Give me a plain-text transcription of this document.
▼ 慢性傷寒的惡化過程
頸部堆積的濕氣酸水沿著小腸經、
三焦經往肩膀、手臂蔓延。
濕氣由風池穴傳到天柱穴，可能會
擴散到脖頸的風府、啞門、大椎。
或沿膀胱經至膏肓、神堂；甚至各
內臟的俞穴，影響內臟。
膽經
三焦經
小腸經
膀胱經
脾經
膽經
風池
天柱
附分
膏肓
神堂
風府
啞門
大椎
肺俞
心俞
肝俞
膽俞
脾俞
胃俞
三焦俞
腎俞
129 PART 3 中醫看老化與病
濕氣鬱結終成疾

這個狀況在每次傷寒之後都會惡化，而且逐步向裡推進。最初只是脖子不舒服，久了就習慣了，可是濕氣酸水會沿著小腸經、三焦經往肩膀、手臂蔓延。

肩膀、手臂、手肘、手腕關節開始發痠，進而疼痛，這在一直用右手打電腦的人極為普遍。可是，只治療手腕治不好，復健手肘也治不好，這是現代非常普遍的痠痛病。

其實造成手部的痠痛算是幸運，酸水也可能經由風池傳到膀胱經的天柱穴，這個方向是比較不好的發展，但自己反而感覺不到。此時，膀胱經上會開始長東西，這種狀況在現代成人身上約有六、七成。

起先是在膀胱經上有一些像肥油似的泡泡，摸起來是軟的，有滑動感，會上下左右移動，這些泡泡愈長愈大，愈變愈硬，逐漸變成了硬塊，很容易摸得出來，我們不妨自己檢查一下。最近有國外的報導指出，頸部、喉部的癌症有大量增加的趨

-*-

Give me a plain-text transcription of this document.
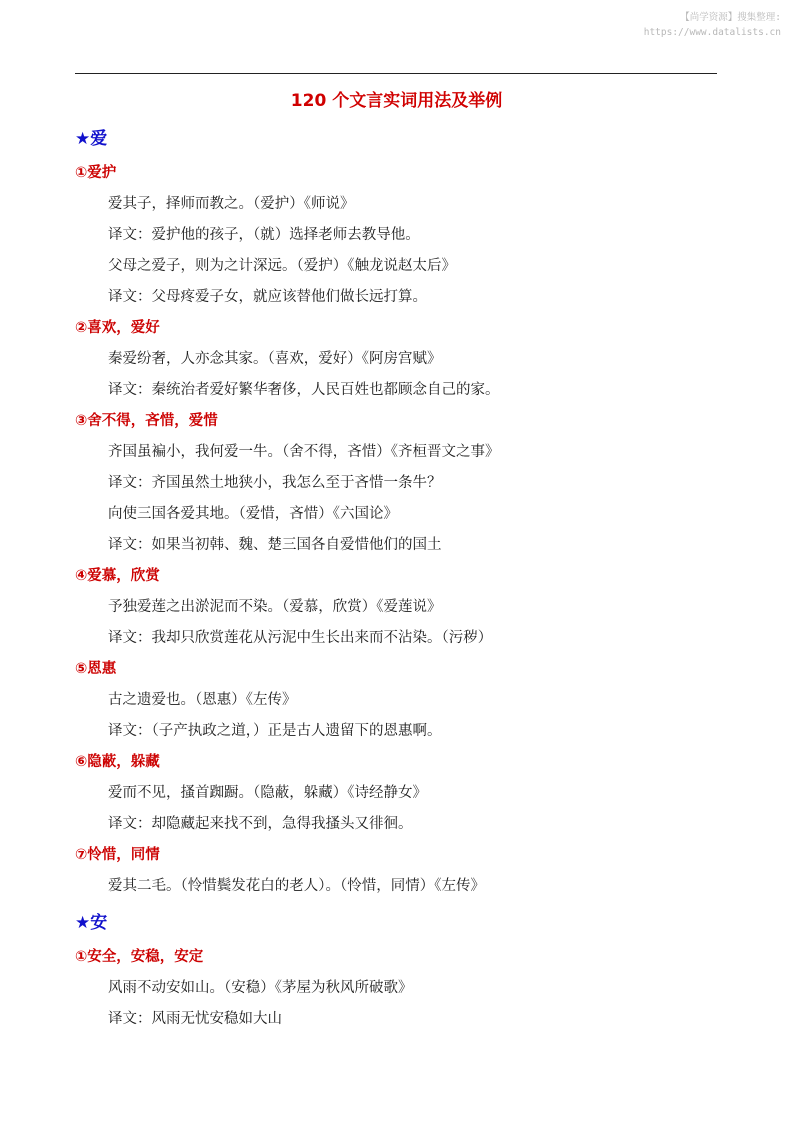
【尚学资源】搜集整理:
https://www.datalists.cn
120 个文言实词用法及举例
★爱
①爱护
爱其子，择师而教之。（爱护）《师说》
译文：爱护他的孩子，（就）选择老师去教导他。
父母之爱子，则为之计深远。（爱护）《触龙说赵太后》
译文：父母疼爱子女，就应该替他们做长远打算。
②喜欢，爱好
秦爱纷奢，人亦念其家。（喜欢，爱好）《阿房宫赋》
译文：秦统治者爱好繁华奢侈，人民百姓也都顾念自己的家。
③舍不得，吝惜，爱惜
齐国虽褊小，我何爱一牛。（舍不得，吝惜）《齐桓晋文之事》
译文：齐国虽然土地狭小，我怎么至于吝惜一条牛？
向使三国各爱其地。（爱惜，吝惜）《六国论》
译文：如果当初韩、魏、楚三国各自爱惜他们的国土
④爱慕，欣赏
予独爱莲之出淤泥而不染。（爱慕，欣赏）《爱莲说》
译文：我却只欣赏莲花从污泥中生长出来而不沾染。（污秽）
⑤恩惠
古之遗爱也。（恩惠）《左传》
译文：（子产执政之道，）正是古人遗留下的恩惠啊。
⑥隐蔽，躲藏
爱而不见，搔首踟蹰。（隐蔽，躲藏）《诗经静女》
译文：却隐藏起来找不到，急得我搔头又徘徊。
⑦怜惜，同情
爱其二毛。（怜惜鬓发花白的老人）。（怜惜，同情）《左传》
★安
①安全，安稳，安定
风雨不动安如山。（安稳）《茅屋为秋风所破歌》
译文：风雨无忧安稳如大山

-*-

* _TASK OBJECTIVE_:
Find the word "手臂蔓延" in the entries above and gather every line that holds it.

* _RESULT OF THE EXERCISE_:
三焦經往肩膀、手臂蔓延。
這個狀況在每次傷寒之後都會惡化，而且逐步向裡推進。最初只是脖子不舒服，久了就習慣了，可是濕氣酸水會沿著小腸經、三焦經往肩膀、手臂蔓延。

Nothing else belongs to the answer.